(Records)

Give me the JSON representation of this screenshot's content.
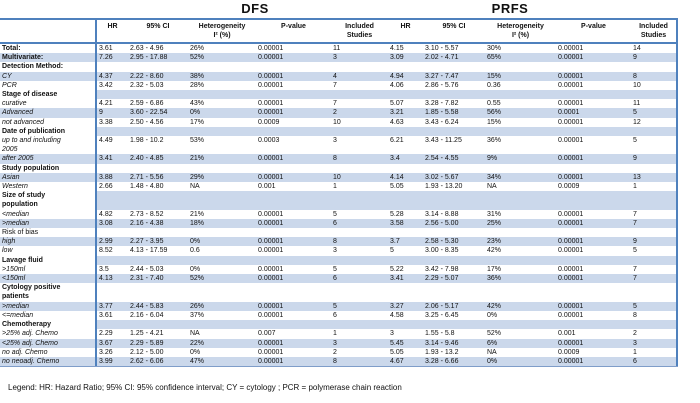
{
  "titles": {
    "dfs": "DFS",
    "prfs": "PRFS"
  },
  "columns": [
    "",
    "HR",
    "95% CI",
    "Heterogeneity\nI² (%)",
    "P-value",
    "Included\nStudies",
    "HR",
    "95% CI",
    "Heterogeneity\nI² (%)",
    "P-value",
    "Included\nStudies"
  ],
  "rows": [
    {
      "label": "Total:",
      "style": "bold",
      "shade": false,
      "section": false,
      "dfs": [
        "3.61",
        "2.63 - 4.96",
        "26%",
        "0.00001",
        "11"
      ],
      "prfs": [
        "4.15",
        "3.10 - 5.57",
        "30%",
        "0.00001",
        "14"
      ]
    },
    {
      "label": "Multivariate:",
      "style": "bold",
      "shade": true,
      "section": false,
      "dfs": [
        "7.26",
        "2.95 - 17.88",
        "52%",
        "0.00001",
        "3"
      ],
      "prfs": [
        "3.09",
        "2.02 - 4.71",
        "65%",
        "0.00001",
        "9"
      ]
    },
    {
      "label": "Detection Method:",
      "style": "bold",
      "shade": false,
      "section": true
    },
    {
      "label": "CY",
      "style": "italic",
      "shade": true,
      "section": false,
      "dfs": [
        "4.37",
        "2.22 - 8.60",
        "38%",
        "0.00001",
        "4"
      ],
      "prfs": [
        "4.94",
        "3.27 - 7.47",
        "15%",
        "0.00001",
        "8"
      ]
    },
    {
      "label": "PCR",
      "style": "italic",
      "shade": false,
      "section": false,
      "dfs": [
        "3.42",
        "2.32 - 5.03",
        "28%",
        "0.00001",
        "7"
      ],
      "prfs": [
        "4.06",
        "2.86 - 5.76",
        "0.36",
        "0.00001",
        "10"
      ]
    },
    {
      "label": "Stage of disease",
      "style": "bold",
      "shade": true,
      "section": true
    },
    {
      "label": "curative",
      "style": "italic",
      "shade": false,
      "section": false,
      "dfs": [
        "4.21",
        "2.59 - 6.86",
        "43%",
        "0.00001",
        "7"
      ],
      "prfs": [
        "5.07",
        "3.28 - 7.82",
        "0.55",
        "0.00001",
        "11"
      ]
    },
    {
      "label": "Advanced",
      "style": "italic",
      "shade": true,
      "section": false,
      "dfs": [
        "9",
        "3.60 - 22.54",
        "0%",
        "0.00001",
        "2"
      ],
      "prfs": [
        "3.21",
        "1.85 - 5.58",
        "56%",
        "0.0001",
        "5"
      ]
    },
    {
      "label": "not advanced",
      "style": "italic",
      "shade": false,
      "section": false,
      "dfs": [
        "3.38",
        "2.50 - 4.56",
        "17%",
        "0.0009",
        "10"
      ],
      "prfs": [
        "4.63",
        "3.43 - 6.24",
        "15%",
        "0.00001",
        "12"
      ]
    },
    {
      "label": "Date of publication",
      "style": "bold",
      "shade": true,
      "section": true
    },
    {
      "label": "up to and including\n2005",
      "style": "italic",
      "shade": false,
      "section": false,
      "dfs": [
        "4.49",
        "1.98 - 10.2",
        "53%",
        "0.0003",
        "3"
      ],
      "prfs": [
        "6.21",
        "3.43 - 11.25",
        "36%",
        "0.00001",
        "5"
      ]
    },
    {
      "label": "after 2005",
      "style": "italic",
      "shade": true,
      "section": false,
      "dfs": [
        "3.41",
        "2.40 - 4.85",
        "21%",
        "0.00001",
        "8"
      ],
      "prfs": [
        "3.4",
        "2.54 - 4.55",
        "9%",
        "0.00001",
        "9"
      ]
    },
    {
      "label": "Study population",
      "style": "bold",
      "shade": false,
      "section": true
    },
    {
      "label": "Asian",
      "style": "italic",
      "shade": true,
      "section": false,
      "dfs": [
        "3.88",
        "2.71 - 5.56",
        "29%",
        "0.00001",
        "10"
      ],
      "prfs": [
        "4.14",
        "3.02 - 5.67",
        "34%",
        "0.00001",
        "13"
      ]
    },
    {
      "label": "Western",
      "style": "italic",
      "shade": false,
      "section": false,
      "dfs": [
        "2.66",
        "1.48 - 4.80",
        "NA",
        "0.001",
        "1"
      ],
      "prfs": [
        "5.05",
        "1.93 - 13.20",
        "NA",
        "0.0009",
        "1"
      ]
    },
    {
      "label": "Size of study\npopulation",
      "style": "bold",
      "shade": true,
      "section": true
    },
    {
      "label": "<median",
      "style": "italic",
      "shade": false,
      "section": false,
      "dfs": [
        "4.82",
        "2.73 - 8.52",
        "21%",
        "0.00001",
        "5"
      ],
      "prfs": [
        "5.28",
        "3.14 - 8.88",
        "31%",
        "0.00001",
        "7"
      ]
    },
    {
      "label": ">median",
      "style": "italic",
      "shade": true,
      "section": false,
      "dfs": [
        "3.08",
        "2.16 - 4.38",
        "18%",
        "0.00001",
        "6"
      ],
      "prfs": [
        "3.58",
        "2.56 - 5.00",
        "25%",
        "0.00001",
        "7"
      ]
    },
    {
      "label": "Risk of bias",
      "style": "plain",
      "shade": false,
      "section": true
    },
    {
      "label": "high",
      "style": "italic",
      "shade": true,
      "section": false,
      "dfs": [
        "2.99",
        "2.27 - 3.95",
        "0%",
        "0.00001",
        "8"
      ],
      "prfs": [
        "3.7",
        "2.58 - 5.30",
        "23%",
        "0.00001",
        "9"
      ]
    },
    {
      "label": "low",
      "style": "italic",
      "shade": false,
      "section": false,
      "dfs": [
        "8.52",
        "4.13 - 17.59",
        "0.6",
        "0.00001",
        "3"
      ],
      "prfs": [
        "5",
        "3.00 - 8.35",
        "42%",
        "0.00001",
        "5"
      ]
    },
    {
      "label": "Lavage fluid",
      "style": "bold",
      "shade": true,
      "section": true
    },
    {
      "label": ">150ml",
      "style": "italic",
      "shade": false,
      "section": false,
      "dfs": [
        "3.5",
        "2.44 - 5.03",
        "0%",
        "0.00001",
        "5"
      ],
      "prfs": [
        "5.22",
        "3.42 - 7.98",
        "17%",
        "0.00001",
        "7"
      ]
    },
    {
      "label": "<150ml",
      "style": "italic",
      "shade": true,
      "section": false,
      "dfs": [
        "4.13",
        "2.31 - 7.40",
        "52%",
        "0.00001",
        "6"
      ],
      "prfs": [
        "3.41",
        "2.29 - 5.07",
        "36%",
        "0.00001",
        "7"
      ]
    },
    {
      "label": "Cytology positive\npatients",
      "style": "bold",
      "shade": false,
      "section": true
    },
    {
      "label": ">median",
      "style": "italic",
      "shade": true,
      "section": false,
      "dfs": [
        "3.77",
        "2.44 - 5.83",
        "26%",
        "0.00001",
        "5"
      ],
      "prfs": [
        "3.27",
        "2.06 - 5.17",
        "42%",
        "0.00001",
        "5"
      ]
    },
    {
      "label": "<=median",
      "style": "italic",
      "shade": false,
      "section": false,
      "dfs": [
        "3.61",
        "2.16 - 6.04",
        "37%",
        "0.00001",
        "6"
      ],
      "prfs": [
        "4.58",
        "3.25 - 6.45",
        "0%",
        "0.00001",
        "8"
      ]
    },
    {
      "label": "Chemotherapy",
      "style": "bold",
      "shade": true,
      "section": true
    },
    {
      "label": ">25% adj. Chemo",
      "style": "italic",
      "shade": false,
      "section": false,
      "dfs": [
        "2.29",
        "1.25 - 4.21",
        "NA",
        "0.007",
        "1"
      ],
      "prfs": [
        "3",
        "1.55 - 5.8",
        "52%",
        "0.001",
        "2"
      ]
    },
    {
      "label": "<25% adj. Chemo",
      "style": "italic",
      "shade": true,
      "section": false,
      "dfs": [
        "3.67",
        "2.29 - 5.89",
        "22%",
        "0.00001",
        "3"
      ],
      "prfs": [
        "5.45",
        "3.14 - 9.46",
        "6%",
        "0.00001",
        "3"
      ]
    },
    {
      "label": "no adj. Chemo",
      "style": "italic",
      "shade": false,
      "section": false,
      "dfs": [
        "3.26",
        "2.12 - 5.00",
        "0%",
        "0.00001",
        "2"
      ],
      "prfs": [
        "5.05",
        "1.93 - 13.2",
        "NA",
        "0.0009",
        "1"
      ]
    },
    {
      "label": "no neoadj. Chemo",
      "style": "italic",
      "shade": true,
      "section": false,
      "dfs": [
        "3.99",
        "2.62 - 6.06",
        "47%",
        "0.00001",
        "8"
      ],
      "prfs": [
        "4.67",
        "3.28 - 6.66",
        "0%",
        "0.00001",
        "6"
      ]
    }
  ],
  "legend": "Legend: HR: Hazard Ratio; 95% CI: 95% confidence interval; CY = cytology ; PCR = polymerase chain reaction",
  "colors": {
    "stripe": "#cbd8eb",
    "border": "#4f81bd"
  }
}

(End Records)
(Records)

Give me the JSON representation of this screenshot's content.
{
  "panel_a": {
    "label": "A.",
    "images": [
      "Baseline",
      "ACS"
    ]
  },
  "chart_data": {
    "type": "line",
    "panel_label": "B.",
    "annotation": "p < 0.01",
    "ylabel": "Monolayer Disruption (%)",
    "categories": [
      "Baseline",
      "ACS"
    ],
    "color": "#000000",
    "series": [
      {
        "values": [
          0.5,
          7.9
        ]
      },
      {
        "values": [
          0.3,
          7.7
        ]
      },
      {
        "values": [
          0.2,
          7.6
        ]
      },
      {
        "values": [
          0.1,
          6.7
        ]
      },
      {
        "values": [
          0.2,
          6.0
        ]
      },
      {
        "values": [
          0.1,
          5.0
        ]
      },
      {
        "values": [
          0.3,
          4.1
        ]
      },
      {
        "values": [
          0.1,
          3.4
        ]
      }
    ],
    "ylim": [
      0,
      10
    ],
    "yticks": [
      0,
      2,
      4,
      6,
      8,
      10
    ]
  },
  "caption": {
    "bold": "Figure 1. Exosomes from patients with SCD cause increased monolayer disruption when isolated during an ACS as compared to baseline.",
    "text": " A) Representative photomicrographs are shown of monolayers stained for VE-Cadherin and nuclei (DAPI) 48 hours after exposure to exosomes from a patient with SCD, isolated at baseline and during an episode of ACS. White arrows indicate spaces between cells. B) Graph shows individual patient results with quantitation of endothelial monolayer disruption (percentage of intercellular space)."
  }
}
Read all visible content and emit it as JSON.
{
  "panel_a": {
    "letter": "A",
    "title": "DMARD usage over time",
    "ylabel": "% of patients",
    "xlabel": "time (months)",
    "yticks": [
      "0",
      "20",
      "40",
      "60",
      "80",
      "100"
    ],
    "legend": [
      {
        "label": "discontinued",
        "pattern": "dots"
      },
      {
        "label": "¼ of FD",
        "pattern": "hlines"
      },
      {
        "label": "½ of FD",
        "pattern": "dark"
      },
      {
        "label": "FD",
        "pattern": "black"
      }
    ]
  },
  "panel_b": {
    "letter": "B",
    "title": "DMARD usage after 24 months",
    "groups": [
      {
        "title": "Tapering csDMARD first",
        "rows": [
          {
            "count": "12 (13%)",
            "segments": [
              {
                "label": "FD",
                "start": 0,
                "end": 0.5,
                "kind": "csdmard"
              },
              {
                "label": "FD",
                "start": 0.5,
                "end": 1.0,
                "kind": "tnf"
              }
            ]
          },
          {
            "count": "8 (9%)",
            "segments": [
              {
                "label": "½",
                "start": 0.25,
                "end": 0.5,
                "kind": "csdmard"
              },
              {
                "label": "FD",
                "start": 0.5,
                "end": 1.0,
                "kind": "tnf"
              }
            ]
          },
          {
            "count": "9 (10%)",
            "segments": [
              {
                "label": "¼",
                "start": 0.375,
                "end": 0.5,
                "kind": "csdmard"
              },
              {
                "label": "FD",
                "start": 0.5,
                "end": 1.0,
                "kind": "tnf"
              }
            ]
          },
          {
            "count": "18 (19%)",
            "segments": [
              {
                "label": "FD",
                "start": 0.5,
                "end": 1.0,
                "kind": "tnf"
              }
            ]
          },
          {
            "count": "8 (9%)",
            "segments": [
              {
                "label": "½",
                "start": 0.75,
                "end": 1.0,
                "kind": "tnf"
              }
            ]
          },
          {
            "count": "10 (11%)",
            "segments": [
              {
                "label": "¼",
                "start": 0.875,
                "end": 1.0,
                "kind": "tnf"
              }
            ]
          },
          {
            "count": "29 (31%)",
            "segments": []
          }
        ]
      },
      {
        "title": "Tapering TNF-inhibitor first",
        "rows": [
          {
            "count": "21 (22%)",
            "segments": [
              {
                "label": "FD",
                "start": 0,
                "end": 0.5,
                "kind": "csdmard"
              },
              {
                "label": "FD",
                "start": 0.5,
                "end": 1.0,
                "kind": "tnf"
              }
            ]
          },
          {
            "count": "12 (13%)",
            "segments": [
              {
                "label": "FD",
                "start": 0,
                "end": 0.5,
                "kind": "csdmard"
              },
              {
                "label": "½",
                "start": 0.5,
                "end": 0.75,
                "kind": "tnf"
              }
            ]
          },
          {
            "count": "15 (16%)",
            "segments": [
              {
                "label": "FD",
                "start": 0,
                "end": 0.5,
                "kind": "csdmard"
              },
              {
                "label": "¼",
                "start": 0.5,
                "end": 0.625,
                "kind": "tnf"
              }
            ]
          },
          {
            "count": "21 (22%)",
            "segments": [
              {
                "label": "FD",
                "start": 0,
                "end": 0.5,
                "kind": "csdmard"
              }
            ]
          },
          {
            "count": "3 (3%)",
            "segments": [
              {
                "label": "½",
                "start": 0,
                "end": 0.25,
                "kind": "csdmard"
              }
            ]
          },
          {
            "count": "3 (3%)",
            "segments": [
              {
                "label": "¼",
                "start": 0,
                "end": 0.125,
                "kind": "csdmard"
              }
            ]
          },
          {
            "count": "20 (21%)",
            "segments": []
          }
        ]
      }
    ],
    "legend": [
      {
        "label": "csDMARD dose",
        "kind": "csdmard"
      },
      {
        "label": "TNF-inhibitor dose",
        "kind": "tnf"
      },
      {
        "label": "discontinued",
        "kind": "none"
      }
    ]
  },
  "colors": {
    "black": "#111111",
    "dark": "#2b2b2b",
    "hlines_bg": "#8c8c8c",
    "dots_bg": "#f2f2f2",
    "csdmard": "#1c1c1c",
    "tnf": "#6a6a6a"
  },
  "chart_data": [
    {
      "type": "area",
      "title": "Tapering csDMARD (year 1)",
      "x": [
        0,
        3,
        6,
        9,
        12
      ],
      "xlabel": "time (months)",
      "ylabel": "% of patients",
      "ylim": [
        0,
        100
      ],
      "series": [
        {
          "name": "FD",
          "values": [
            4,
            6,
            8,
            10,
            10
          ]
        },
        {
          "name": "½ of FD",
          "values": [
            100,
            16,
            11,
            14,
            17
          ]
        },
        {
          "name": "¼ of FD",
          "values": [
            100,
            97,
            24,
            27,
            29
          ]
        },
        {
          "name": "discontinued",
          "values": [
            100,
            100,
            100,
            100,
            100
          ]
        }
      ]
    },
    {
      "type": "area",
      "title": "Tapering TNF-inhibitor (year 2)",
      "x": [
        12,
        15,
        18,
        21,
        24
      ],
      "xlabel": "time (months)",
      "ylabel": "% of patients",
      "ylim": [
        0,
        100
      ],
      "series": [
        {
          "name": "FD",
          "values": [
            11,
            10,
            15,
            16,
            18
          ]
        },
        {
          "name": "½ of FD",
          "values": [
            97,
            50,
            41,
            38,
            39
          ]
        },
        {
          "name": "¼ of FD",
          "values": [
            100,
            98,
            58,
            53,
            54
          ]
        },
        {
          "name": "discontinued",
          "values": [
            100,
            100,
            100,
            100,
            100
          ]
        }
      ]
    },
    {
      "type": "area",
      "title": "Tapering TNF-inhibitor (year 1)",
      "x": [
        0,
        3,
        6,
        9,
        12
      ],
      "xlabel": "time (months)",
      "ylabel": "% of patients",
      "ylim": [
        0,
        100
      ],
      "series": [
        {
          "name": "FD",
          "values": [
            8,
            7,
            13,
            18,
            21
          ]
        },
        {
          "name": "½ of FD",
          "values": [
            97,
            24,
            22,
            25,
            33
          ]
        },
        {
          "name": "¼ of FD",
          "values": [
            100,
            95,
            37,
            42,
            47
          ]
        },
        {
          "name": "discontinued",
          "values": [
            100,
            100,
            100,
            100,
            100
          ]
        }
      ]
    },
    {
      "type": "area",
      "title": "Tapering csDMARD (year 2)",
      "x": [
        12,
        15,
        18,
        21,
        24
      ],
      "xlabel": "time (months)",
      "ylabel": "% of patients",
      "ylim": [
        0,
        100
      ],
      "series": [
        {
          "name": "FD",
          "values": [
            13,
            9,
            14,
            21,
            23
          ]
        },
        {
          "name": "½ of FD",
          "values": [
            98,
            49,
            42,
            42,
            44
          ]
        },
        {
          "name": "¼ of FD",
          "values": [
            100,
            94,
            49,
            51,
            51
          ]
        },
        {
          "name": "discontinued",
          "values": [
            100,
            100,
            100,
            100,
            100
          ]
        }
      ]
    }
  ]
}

(End Records)

Scan the entries above for the string "first" and copy each line containing it.

        "title": "Tapering csDMARD first",
        "title": "Tapering TNF-inhibitor first",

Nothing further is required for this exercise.